··· Supplied information ···

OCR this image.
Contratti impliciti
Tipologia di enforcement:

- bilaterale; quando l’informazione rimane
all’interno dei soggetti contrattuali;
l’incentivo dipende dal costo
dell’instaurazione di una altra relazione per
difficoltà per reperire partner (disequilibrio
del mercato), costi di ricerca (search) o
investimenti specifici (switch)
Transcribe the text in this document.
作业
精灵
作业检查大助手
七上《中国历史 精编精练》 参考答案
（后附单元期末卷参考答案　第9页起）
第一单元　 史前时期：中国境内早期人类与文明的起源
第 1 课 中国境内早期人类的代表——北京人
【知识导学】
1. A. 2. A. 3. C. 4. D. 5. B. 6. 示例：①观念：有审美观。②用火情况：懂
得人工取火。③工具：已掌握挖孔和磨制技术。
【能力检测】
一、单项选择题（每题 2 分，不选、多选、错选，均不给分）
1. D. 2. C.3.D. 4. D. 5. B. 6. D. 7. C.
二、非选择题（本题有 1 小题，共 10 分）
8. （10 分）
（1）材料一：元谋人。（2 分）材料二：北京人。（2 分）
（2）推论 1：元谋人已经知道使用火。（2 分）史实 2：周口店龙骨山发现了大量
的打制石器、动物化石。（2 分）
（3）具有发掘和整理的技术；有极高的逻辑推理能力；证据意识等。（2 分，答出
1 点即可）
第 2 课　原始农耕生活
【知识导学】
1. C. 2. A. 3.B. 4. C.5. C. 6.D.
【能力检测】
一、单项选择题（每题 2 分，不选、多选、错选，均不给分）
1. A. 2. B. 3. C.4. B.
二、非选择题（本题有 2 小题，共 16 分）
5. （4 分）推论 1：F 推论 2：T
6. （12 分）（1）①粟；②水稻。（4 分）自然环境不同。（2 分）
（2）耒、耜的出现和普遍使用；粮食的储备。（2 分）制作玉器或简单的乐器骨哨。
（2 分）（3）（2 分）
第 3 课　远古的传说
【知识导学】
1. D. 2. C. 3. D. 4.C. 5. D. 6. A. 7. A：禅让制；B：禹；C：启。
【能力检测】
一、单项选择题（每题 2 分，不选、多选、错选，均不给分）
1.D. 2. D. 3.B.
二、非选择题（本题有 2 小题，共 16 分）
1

···

All of the data needs to be reproduced exactly, with no line missing.

• Result of the task
OCR this image.
Contratti impliciti
Tipologia di enforcement:

- bilaterale; quando l’informazione rimane
all’interno dei soggetti contrattuali;
l’incentivo dipende dal costo
dell’instaurazione di una altra relazione per
difficoltà per reperire partner (disequilibrio
del mercato), costi di ricerca (search) o
investimenti specifici (switch)
Transcribe the text in this document.
作业
精灵
作业检查大助手
七上《中国历史 精编精练》 参考答案
（后附单元期末卷参考答案　第9页起）
第一单元　 史前时期：中国境内早期人类与文明的起源
第 1 课 中国境内早期人类的代表——北京人
【知识导学】
1. A. 2. A. 3. C. 4. D. 5. B. 6. 示例：①观念：有审美观。②用火情况：懂
得人工取火。③工具：已掌握挖孔和磨制技术。
【能力检测】
一、单项选择题（每题 2 分，不选、多选、错选，均不给分）
1. D. 2. C.3.D. 4. D. 5. B. 6. D. 7. C.
二、非选择题（本题有 1 小题，共 10 分）
8. （10 分）
（1）材料一：元谋人。（2 分）材料二：北京人。（2 分）
（2）推论 1：元谋人已经知道使用火。（2 分）史实 2：周口店龙骨山发现了大量
的打制石器、动物化石。（2 分）
（3）具有发掘和整理的技术；有极高的逻辑推理能力；证据意识等。（2 分，答出
1 点即可）
第 2 课　原始农耕生活
【知识导学】
1. C. 2. A. 3.B. 4. C.5. C. 6.D.
【能力检测】
一、单项选择题（每题 2 分，不选、多选、错选，均不给分）
1. A. 2. B. 3. C.4. B.
二、非选择题（本题有 2 小题，共 16 分）
5. （4 分）推论 1：F 推论 2：T
6. （12 分）（1）①粟；②水稻。（4 分）自然环境不同。（2 分）
（2）耒、耜的出现和普遍使用；粮食的储备。（2 分）制作玉器或简单的乐器骨哨。
（2 分）（3）（2 分）
第 3 课　远古的传说
【知识导学】
1. D. 2. C. 3. D. 4.C. 5. D. 6. A. 7. A：禅让制；B：禹；C：启。
【能力检测】
一、单项选择题（每题 2 分，不选、多选、错选，均不给分）
1.D. 2. D. 3.B.
二、非选择题（本题有 2 小题，共 16 分）
1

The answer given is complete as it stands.